* _What the exercise asks_:
Please rewrite the stretch from "During his stay" through "to a medical." in the Titus Bramble transfer article, substituting "Wigan Athletic" for every "Wigan".

Titus Bramble Set For Sunderland + Possible Raul, Ramires and Fabregas Deals

Little Johnny’s Twenty Four Seven Transfer Window Tip Offs

PhotobucketPerez Shilton’s resident toddler transfer expert, Little Johnny, whose knowledge extends to having once looked at a picture of Lomana Lualua, gives us his take on the day’s transfer news:

Wednesday 21st July:


Titus Bramble to Sunderland from Wigan for an estimated fee of £1 million:

During his stay at Newcastle, Bramble’s name became almost synonymous and interchangeable with the word ‘awful’ as in the phrase “that player is really Titus Bramble”, commonly used by fans, scouts, pundits and even once by Nelson Mandela in a speech decrying apartheid as “Titus Bramble”.

Somewhat miraculously, he has been able to salvage a great deal of this reputation at Wigan, even being awarded the Lactic’s ‘Player of the Year’ and ‘Player’s Player of the Year’ in the 2008/09 season. Bramble put his renewed success down to the faith then Wigan, and now Sunderland, boss Steve Bruce had in him and this relationship is seen as one of the key reasons for this move, which is still subject to a medical.

Sunderland will be thanking Bramble’s ever changing fortunes as they saw the £5 million fee reported just yesterday plummet spectacularly to £1 million. Little Johnny caught up with Wigan boss Roberto Martinez who revealed that this dramatic fall in stock has come about due to Martinez’s need for a hasty sale, after witnessing “one of the worst training sessions I have ever seen. He managed to injure half of the first team, score a dozen own goals, permanently paralyze three ball boys from the waist down and breach several animal rights acts, which have resulted in a lawsuit from the RSPCA, all in under an hour. The Sunderland scout was on his way to watch him train so I had to hastily agree to everything before he got to the training ground. In the end, I think we’ve come out the better off.”

(Stored data entries)
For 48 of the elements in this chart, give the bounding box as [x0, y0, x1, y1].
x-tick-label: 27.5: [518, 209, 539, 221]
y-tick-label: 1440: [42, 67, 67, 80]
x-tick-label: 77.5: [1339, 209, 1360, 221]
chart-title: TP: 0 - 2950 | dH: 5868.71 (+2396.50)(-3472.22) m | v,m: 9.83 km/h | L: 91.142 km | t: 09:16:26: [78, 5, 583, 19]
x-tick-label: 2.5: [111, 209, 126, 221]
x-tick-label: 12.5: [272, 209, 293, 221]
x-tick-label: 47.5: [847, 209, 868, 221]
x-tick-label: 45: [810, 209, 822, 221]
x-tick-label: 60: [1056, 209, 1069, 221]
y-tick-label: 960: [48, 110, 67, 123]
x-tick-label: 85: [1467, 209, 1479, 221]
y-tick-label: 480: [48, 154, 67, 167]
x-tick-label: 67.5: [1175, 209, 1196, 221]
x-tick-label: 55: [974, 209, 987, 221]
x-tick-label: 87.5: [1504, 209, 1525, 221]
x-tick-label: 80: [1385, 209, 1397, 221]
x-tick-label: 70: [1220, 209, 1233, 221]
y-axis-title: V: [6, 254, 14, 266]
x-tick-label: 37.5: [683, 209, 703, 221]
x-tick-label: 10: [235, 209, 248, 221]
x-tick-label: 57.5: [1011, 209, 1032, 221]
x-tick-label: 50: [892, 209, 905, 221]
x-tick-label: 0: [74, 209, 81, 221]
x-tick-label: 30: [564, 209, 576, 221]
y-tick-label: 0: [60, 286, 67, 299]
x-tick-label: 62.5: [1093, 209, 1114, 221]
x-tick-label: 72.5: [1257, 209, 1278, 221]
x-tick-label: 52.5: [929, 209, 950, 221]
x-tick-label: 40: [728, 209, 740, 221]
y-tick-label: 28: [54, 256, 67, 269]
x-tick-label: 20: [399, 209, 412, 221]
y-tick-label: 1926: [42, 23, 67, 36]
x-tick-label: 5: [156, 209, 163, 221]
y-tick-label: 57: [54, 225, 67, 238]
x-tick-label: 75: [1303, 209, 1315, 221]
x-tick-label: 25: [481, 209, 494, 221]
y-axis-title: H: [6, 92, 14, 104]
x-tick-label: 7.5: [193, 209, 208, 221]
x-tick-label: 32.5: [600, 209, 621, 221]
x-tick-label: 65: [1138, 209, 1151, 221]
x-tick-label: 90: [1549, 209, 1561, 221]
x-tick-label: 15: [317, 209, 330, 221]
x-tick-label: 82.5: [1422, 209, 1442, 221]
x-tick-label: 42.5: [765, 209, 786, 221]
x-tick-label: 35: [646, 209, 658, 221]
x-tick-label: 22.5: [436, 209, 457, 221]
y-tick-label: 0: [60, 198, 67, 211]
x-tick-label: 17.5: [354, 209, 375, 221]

* _The completed task_:
During his stay at Newcastle, Bramble’s name became almost synonymous and interchangeable with the word ‘awful’ as in the phrase “that player is really Titus Bramble”, commonly used by fans, scouts, pundits and even once by Nelson Mandela in a speech decrying apartheid as “Titus Bramble”.

Somewhat miraculously, he has been able to salvage a great deal of this reputation at Wigan Athletic, even being awarded the Lactic’s ‘Player of the Year’ and ‘Player’s Player of the Year’ in the 2008/09 season. Bramble put his renewed success down to the faith then Wigan Athletic, and now Sunderland, boss Steve Bruce had in him and this relationship is seen as one of the key reasons for this move, which is still subject to a medical.